Goal of the exercise: Provide the count of lines that hold "content" and no other output.

Dataset records:
Begin

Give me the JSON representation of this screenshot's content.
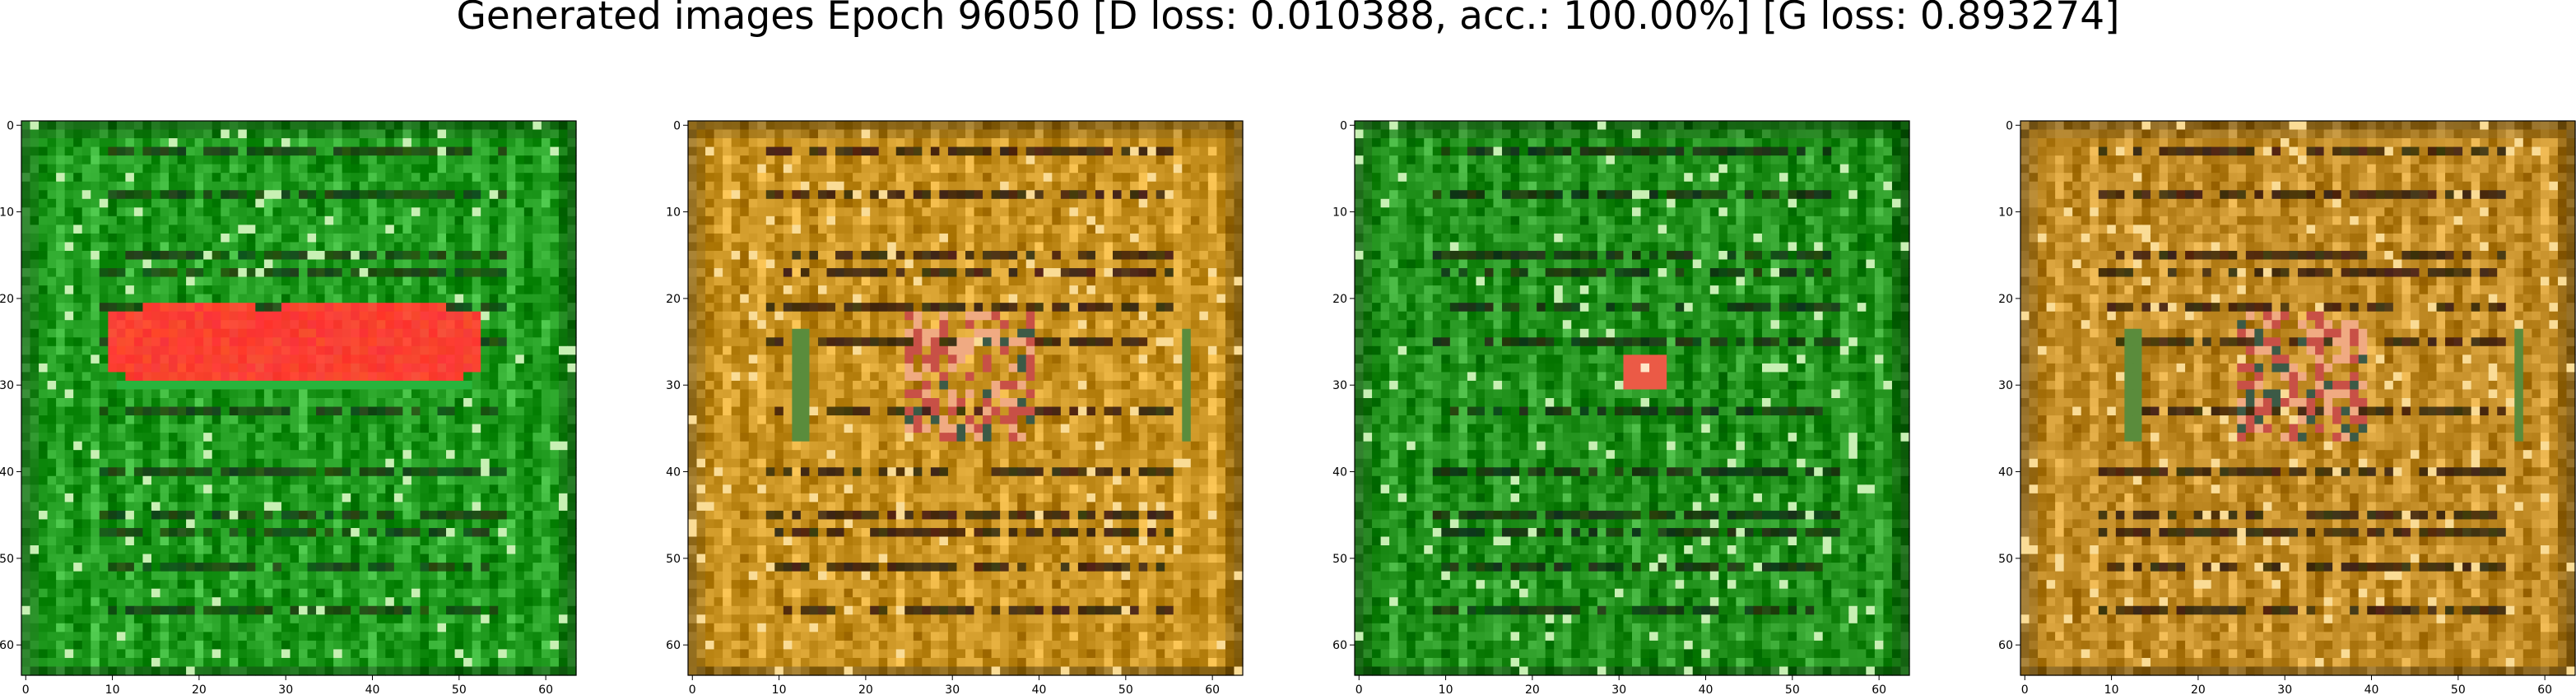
{
  "figure": {
    "title": "Generated images Epoch 96050 [D loss: 0.010388, acc.: 100.00%] [G loss: 0.893274]"
  },
  "axes_ticks": {
    "x": [
      "0",
      "10",
      "20",
      "30",
      "40",
      "50",
      "60"
    ],
    "y": [
      "0",
      "10",
      "20",
      "30",
      "40",
      "50",
      "60"
    ]
  },
  "image_grid_size": 64,
  "panels": [
    {
      "id": "panel-1",
      "base_color": "#1f9a1e",
      "line_color": "#0d3f0c",
      "palette": "green",
      "feature": "red-blob"
    },
    {
      "id": "panel-2",
      "base_color": "#c99322",
      "line_color": "#3a2208",
      "palette": "ochre",
      "feature": "center-detail"
    },
    {
      "id": "panel-3",
      "base_color": "#1f8f1a",
      "line_color": "#0b300a",
      "palette": "green",
      "feature": "small-red-spot"
    },
    {
      "id": "panel-4",
      "base_color": "#c18b25",
      "line_color": "#3a2208",
      "palette": "ochre",
      "feature": "center-detail"
    }
  ]
}
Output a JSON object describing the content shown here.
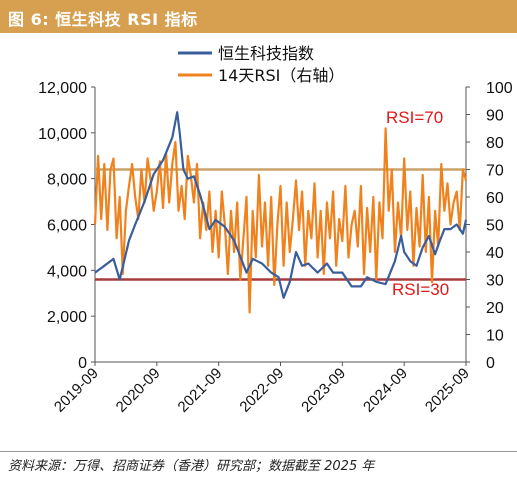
{
  "header": {
    "title": "图 6:  恒生科技 RSI 指标"
  },
  "source": "资料来源：万得、招商证券（香港）研究部；数据截至 2025 年",
  "colors": {
    "title_bg": "#D6A050",
    "index_line": "#3A5E9C",
    "rsi_line": "#F0821E",
    "rsi70_line": "#C9A26A",
    "rsi30_line": "#A83C3C",
    "annotation": "#E01818"
  },
  "chart_data": {
    "type": "line",
    "x_ticks": [
      "2019-09",
      "2020-09",
      "2021-09",
      "2022-09",
      "2023-09",
      "2024-09",
      "2025-09"
    ],
    "left_axis": {
      "min": 0,
      "max": 12000,
      "ticks": [
        "0",
        "2,000",
        "4,000",
        "6,000",
        "8,000",
        "10,000",
        "12,000"
      ]
    },
    "right_axis": {
      "min": 0,
      "max": 100,
      "ticks": [
        "0",
        "10",
        "20",
        "30",
        "40",
        "50",
        "60",
        "70",
        "80",
        "90",
        "100"
      ]
    },
    "legend": [
      "恒生科技指数",
      "14天RSI（右轴）"
    ],
    "annotations": {
      "upper": "RSI=70",
      "lower": "RSI=30"
    },
    "reference_lines": [
      70,
      30
    ],
    "series": [
      {
        "name": "恒生科技指数",
        "axis": "left",
        "x": [
          2019.75,
          2019.9,
          2020.05,
          2020.15,
          2020.22,
          2020.3,
          2020.4,
          2020.55,
          2020.7,
          2020.85,
          2021.0,
          2021.08,
          2021.12,
          2021.18,
          2021.25,
          2021.35,
          2021.45,
          2021.55,
          2021.6,
          2021.7,
          2021.85,
          2022.0,
          2022.1,
          2022.2,
          2022.3,
          2022.45,
          2022.6,
          2022.72,
          2022.8,
          2022.9,
          2023.0,
          2023.1,
          2023.2,
          2023.35,
          2023.5,
          2023.6,
          2023.75,
          2023.9,
          2024.05,
          2024.15,
          2024.3,
          2024.45,
          2024.6,
          2024.7,
          2024.75,
          2024.85,
          2024.95,
          2025.05,
          2025.15,
          2025.25,
          2025.3,
          2025.4,
          2025.5,
          2025.6,
          2025.7,
          2025.75
        ],
        "values": [
          3900,
          4200,
          4500,
          3600,
          4400,
          5300,
          6000,
          7000,
          8200,
          8800,
          9800,
          10900,
          10000,
          8400,
          8000,
          8100,
          7300,
          6300,
          5800,
          6200,
          5900,
          5300,
          4600,
          3900,
          4500,
          4300,
          3900,
          3700,
          2800,
          3500,
          4800,
          4200,
          4300,
          3900,
          4300,
          3900,
          3900,
          3300,
          3300,
          3700,
          3500,
          3400,
          4400,
          5500,
          4800,
          4400,
          4200,
          5000,
          5500,
          4700,
          5100,
          5800,
          5800,
          6000,
          5600,
          6200
        ]
      },
      {
        "name": "14天RSI（右轴）",
        "axis": "right",
        "x": [
          2019.75,
          2019.8,
          2019.85,
          2019.9,
          2019.95,
          2020.0,
          2020.05,
          2020.1,
          2020.15,
          2020.2,
          2020.25,
          2020.3,
          2020.35,
          2020.4,
          2020.45,
          2020.5,
          2020.55,
          2020.6,
          2020.65,
          2020.7,
          2020.75,
          2020.8,
          2020.85,
          2020.9,
          2020.95,
          2021.0,
          2021.05,
          2021.1,
          2021.15,
          2021.2,
          2021.25,
          2021.3,
          2021.35,
          2021.4,
          2021.45,
          2021.5,
          2021.55,
          2021.6,
          2021.65,
          2021.7,
          2021.75,
          2021.8,
          2021.85,
          2021.9,
          2021.95,
          2022.0,
          2022.05,
          2022.1,
          2022.15,
          2022.2,
          2022.25,
          2022.3,
          2022.35,
          2022.4,
          2022.45,
          2022.5,
          2022.55,
          2022.6,
          2022.65,
          2022.7,
          2022.75,
          2022.8,
          2022.85,
          2022.9,
          2022.95,
          2023.0,
          2023.05,
          2023.1,
          2023.15,
          2023.2,
          2023.25,
          2023.3,
          2023.35,
          2023.4,
          2023.45,
          2023.5,
          2023.55,
          2023.6,
          2023.65,
          2023.7,
          2023.75,
          2023.8,
          2023.85,
          2023.9,
          2023.95,
          2024.0,
          2024.05,
          2024.1,
          2024.15,
          2024.2,
          2024.25,
          2024.3,
          2024.35,
          2024.4,
          2024.45,
          2024.5,
          2024.55,
          2024.6,
          2024.65,
          2024.7,
          2024.75,
          2024.8,
          2024.85,
          2024.9,
          2024.95,
          2025.0,
          2025.05,
          2025.1,
          2025.15,
          2025.2,
          2025.25,
          2025.3,
          2025.35,
          2025.4,
          2025.45,
          2025.5,
          2025.55,
          2025.6,
          2025.65,
          2025.7,
          2025.75
        ],
        "values": [
          50,
          75,
          52,
          72,
          48,
          70,
          74,
          45,
          60,
          32,
          55,
          64,
          72,
          60,
          52,
          70,
          58,
          74,
          66,
          55,
          62,
          73,
          56,
          76,
          58,
          72,
          80,
          55,
          64,
          52,
          75,
          68,
          58,
          72,
          45,
          58,
          48,
          62,
          40,
          55,
          38,
          62,
          50,
          32,
          55,
          40,
          58,
          30,
          45,
          60,
          18,
          55,
          38,
          68,
          42,
          58,
          35,
          60,
          28,
          50,
          64,
          35,
          58,
          40,
          52,
          66,
          48,
          62,
          35,
          55,
          45,
          65,
          38,
          55,
          32,
          58,
          45,
          62,
          35,
          52,
          44,
          64,
          38,
          50,
          55,
          42,
          64,
          32,
          56,
          40,
          60,
          30,
          58,
          45,
          85,
          55,
          70,
          40,
          58,
          45,
          74,
          48,
          62,
          35,
          56,
          42,
          68,
          40,
          60,
          29,
          55,
          42,
          72,
          55,
          65,
          50,
          58,
          62,
          48,
          70,
          66
        ]
      }
    ]
  }
}
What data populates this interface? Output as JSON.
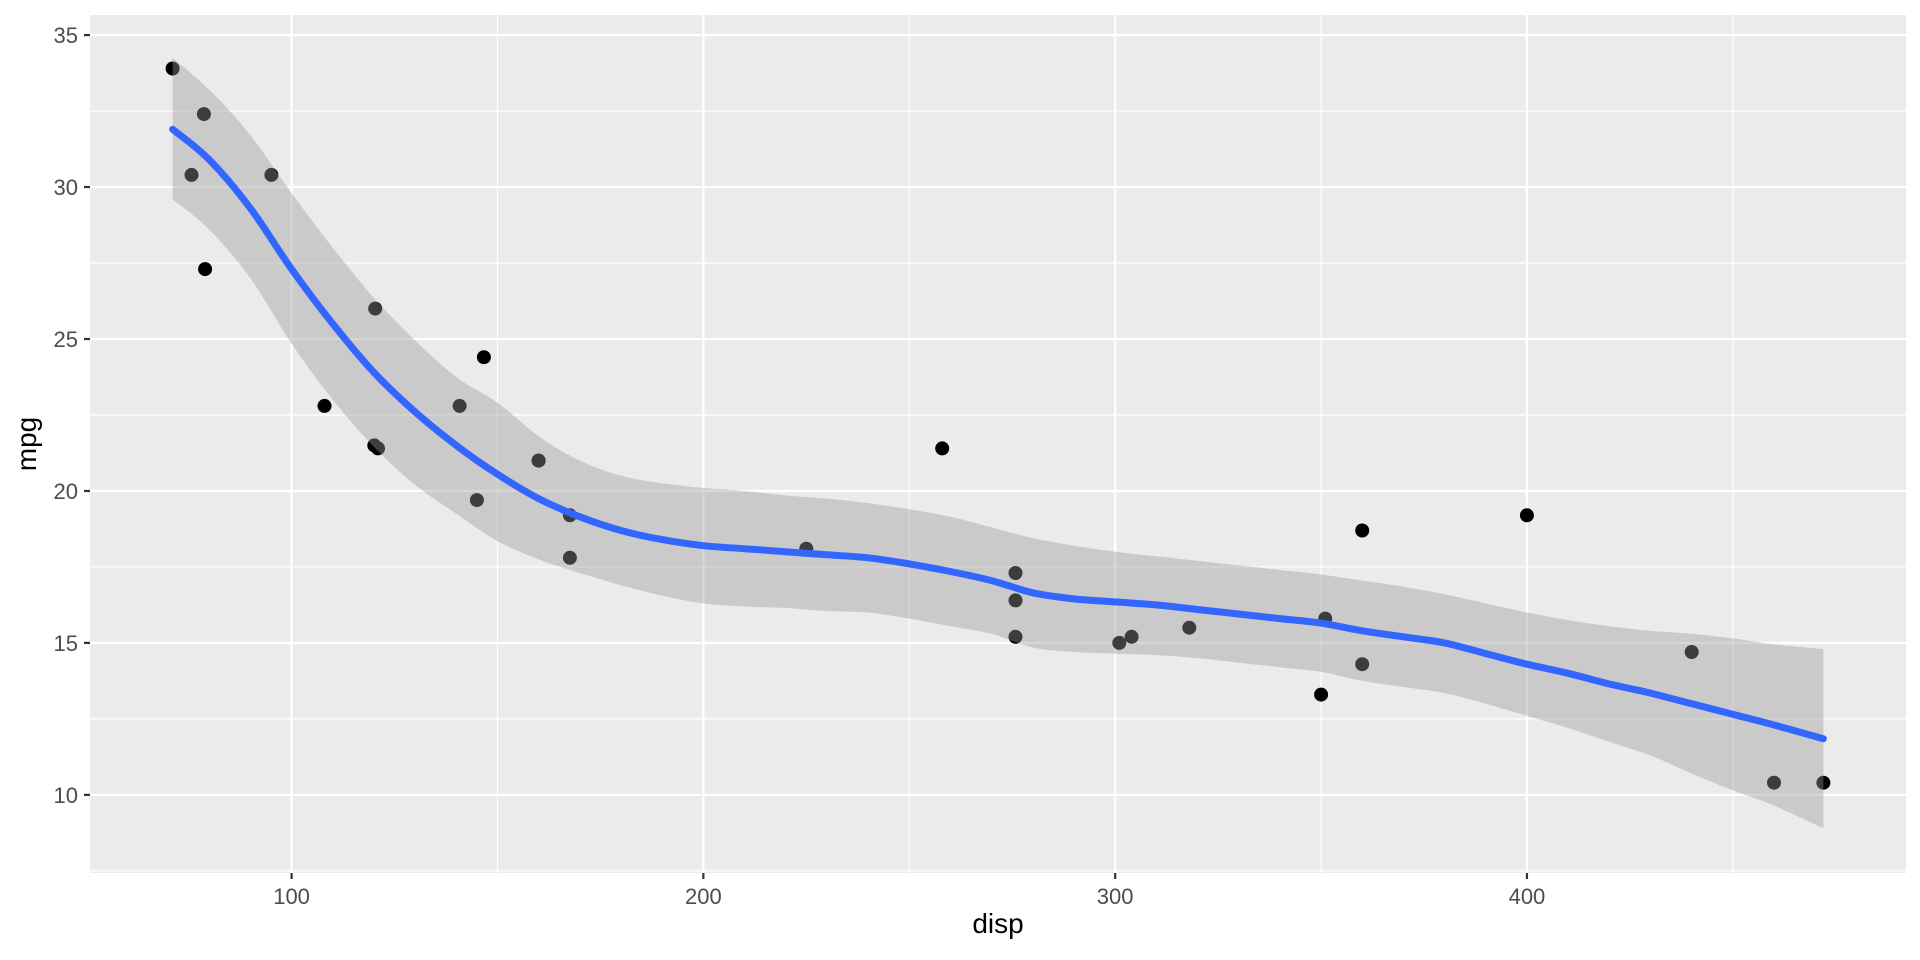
{
  "figure": {
    "xlabel": "disp",
    "ylabel": "mpg"
  },
  "chart_data": {
    "type": "scatter",
    "title": "",
    "xlabel": "disp",
    "ylabel": "mpg",
    "legend": "none",
    "grid": "white major and minor gridlines on grey panel",
    "xlim": [
      51.05,
      492.05
    ],
    "ylim": [
      7.43,
      35.66
    ],
    "x_major_ticks": [
      100,
      200,
      300,
      400
    ],
    "x_minor_ticks": [
      150,
      250,
      350,
      450
    ],
    "y_major_ticks": [
      10,
      15,
      20,
      25,
      30,
      35
    ],
    "y_minor_ticks": [
      7.5,
      12.5,
      17.5,
      22.5,
      27.5,
      32.5
    ],
    "x_tick_labels": [
      "100",
      "200",
      "300",
      "400"
    ],
    "y_tick_labels": [
      "10",
      "15",
      "20",
      "25",
      "30",
      "35"
    ],
    "points": [
      [
        160.0,
        21.0
      ],
      [
        160.0,
        21.0
      ],
      [
        108.0,
        22.8
      ],
      [
        258.0,
        21.4
      ],
      [
        360.0,
        18.7
      ],
      [
        225.0,
        18.1
      ],
      [
        360.0,
        14.3
      ],
      [
        146.7,
        24.4
      ],
      [
        140.8,
        22.8
      ],
      [
        167.6,
        19.2
      ],
      [
        167.6,
        17.8
      ],
      [
        275.8,
        16.4
      ],
      [
        275.8,
        17.3
      ],
      [
        275.8,
        15.2
      ],
      [
        472.0,
        10.4
      ],
      [
        460.0,
        10.4
      ],
      [
        440.0,
        14.7
      ],
      [
        78.7,
        32.4
      ],
      [
        75.7,
        30.4
      ],
      [
        71.1,
        33.9
      ],
      [
        120.1,
        21.5
      ],
      [
        318.0,
        15.5
      ],
      [
        304.0,
        15.2
      ],
      [
        350.0,
        13.3
      ],
      [
        400.0,
        19.2
      ],
      [
        79.0,
        27.3
      ],
      [
        120.3,
        26.0
      ],
      [
        95.1,
        30.4
      ],
      [
        351.0,
        15.8
      ],
      [
        145.0,
        19.7
      ],
      [
        301.0,
        15.0
      ],
      [
        121.0,
        21.4
      ]
    ],
    "smooth": {
      "method": "loess",
      "x": [
        71.1,
        80,
        90,
        100,
        110,
        120,
        130,
        140,
        150,
        160,
        170,
        180,
        190,
        200,
        210,
        220,
        230,
        240,
        250,
        260,
        270,
        280,
        290,
        300,
        310,
        320,
        330,
        340,
        350,
        360,
        370,
        380,
        390,
        400,
        410,
        420,
        430,
        440,
        450,
        460,
        472
      ],
      "y": [
        31.9,
        30.9,
        29.3,
        27.3,
        25.5,
        23.9,
        22.6,
        21.5,
        20.55,
        19.75,
        19.15,
        18.7,
        18.4,
        18.2,
        18.1,
        18.0,
        17.9,
        17.8,
        17.6,
        17.35,
        17.05,
        16.65,
        16.45,
        16.35,
        16.25,
        16.1,
        15.95,
        15.8,
        15.65,
        15.4,
        15.2,
        15.0,
        14.65,
        14.3,
        14.0,
        13.65,
        13.35,
        13.0,
        12.65,
        12.3,
        11.85
      ],
      "upper": [
        34.25,
        33.2,
        31.7,
        29.8,
        28.0,
        26.35,
        24.95,
        23.75,
        22.9,
        21.8,
        21.0,
        20.5,
        20.25,
        20.1,
        20.0,
        19.85,
        19.75,
        19.6,
        19.4,
        19.15,
        18.8,
        18.45,
        18.2,
        18.0,
        17.85,
        17.7,
        17.55,
        17.4,
        17.25,
        17.05,
        16.85,
        16.6,
        16.3,
        16.0,
        15.75,
        15.55,
        15.4,
        15.3,
        15.15,
        14.95,
        14.8
      ],
      "lower": [
        29.6,
        28.6,
        27.0,
        24.85,
        23.0,
        21.45,
        20.2,
        19.25,
        18.35,
        17.75,
        17.3,
        16.9,
        16.55,
        16.3,
        16.2,
        16.15,
        16.05,
        16.0,
        15.8,
        15.55,
        15.3,
        14.85,
        14.7,
        14.65,
        14.6,
        14.5,
        14.35,
        14.2,
        14.05,
        13.75,
        13.55,
        13.35,
        13.0,
        12.6,
        12.2,
        11.75,
        11.3,
        10.7,
        10.15,
        9.65,
        8.9
      ]
    },
    "colors": {
      "panel_background": "#EBEBEB",
      "gridline": "#FFFFFF",
      "point": "#000000",
      "smooth_line": "#3366FF",
      "ribbon_fill": "#999999",
      "ribbon_opacity": 0.4,
      "tick_mark": "#333333",
      "tick_label_text": "#4D4D4D",
      "axis_title_text": "#000000",
      "outer_background": "#FFFFFF"
    }
  }
}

End

Result: 2